— START Recorded data —

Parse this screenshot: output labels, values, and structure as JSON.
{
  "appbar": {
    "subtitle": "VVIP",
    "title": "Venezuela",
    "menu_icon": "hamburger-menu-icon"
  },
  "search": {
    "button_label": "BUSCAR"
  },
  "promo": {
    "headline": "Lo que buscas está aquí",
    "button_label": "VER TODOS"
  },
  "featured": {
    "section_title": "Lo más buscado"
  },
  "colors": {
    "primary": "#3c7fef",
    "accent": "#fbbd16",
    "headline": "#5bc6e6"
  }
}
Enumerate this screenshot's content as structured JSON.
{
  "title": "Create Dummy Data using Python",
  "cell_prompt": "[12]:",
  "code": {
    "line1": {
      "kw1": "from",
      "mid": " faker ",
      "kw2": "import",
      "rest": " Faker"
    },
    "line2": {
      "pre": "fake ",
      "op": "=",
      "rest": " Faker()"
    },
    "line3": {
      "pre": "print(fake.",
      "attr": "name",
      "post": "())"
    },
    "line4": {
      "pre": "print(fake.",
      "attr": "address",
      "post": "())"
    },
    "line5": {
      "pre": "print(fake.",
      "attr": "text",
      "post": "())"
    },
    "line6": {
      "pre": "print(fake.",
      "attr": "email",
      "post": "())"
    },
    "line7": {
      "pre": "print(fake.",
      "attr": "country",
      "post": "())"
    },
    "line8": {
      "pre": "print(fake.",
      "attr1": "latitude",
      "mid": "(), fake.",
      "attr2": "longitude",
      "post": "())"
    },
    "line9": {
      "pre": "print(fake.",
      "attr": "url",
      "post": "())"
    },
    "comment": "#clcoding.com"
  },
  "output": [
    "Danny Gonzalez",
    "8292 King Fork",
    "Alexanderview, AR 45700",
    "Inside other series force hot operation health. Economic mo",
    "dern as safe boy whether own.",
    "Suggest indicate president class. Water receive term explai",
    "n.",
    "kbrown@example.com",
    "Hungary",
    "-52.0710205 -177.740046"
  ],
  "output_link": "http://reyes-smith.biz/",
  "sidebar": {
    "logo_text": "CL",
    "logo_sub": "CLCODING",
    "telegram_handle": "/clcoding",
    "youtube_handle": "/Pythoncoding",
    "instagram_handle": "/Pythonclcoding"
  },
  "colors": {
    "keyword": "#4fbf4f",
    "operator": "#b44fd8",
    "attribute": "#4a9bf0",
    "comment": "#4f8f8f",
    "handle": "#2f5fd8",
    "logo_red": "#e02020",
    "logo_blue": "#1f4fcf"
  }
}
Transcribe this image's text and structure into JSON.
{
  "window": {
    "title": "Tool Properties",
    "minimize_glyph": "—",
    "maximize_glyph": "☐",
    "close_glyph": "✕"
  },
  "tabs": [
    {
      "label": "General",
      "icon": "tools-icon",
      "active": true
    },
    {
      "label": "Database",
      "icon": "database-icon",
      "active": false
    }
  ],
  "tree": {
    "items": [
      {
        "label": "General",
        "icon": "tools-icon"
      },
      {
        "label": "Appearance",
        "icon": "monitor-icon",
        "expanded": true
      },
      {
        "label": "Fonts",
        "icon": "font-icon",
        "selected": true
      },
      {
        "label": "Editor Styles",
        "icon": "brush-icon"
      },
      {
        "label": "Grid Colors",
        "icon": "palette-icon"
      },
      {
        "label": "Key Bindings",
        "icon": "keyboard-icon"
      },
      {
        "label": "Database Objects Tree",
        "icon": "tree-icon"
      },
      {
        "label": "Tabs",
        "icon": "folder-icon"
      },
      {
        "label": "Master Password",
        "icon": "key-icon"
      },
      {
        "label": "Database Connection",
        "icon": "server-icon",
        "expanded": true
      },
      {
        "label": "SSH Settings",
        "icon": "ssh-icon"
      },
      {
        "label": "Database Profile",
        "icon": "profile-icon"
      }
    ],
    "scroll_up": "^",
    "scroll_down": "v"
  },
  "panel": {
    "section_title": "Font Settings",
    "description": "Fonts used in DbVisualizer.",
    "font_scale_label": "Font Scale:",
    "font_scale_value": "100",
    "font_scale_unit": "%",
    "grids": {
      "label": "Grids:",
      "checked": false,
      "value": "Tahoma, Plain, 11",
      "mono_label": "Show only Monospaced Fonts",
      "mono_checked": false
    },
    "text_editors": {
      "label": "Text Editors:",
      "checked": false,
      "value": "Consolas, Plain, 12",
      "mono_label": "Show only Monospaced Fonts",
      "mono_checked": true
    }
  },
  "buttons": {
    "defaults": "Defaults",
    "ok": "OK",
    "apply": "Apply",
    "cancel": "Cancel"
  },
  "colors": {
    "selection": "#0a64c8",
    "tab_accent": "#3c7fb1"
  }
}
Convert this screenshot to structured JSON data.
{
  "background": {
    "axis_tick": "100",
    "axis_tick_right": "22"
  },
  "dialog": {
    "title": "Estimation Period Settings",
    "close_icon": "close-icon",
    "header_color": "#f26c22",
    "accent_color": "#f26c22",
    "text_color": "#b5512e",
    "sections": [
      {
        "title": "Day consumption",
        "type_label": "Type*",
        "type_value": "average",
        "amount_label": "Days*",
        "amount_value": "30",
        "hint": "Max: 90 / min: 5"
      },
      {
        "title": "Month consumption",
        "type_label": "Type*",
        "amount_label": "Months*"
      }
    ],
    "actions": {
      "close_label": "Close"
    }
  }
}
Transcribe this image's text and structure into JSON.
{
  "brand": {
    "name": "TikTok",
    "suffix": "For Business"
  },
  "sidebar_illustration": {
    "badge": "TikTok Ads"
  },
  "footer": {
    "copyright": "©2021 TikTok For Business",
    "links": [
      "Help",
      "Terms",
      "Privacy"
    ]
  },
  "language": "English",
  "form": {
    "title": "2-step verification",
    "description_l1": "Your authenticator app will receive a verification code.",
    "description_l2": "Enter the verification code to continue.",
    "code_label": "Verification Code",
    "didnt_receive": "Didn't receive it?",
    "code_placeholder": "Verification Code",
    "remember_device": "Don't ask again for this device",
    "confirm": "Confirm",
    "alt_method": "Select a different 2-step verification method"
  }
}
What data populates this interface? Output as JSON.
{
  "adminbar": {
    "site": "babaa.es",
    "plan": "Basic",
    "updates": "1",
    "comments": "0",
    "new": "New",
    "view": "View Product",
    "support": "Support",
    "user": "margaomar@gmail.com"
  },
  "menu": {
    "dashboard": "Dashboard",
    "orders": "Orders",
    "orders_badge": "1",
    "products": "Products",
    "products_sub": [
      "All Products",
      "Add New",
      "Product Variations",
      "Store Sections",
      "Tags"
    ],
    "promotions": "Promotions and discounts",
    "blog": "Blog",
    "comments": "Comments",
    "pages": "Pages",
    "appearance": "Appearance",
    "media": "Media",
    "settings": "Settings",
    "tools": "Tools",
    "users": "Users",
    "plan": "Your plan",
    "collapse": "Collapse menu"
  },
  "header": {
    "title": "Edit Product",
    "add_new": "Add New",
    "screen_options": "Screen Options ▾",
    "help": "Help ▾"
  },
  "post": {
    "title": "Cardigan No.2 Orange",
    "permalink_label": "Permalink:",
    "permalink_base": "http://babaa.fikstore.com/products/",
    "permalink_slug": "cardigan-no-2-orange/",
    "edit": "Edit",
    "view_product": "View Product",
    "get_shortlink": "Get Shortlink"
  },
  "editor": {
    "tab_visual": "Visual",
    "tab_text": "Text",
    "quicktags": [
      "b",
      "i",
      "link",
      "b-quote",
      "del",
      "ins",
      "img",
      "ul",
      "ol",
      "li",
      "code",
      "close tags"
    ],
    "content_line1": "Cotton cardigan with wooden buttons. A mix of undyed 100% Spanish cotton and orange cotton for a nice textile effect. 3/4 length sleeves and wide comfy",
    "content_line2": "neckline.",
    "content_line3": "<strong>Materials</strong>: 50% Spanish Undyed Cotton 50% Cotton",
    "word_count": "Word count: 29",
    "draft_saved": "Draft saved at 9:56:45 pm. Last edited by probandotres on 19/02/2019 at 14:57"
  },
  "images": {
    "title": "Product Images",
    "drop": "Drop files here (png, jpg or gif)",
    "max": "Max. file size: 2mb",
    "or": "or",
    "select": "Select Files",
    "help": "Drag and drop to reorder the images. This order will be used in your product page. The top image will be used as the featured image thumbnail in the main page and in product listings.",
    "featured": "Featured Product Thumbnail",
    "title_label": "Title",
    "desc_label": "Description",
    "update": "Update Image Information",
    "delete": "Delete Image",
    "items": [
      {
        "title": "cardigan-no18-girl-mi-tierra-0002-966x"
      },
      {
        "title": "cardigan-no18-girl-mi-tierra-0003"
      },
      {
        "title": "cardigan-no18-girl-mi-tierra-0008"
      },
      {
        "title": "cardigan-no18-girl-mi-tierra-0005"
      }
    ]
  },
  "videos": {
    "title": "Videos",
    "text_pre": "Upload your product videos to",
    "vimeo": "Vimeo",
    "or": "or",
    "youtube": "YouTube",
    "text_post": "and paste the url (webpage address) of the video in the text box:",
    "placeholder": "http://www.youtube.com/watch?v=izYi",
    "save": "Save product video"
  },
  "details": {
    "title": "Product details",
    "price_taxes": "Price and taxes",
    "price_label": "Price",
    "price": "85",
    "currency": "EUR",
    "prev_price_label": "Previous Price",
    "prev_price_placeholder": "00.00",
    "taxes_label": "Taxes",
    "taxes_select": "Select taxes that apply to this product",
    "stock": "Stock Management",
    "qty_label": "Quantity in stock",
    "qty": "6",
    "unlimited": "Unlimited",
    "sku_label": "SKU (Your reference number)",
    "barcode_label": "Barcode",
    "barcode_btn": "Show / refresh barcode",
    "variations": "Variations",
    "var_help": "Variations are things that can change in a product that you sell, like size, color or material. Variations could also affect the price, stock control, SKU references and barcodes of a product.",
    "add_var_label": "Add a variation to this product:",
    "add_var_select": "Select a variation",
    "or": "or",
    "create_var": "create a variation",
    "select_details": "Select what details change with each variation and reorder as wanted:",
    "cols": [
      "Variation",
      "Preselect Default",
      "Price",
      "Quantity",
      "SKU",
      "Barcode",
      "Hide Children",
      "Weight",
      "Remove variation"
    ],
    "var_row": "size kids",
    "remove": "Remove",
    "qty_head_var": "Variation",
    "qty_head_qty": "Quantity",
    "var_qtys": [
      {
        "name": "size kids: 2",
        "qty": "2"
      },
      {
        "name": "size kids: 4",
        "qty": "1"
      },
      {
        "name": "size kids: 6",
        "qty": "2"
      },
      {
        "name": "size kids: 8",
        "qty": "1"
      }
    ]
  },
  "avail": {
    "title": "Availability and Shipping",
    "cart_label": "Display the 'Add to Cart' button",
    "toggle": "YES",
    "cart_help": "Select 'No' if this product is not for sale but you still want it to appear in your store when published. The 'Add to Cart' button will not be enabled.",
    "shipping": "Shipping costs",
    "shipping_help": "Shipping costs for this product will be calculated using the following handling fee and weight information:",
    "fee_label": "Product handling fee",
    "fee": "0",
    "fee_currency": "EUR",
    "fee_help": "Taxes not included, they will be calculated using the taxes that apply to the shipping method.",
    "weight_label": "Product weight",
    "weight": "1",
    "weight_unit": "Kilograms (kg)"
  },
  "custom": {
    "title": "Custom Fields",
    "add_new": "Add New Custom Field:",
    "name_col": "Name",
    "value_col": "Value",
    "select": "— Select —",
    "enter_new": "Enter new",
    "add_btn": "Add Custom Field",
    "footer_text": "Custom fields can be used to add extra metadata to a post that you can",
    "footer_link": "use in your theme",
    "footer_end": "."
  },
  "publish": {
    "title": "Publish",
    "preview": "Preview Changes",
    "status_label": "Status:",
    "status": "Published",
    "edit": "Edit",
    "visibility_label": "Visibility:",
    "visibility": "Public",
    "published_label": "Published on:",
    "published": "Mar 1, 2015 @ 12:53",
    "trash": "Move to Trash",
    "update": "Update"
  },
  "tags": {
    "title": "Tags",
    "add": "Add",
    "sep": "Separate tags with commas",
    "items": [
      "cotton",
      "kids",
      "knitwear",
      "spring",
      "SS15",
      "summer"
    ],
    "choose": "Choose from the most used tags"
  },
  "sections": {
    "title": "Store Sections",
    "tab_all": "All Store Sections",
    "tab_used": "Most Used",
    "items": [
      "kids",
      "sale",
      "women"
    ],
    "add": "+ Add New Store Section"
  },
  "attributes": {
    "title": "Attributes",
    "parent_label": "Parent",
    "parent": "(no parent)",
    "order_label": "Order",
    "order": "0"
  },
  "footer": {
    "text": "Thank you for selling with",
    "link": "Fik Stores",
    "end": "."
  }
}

— END Recorded data —

__Exercise__
Of the lines in this listing, report how many contain the string "false", and give the number only.

__Result for this task__
4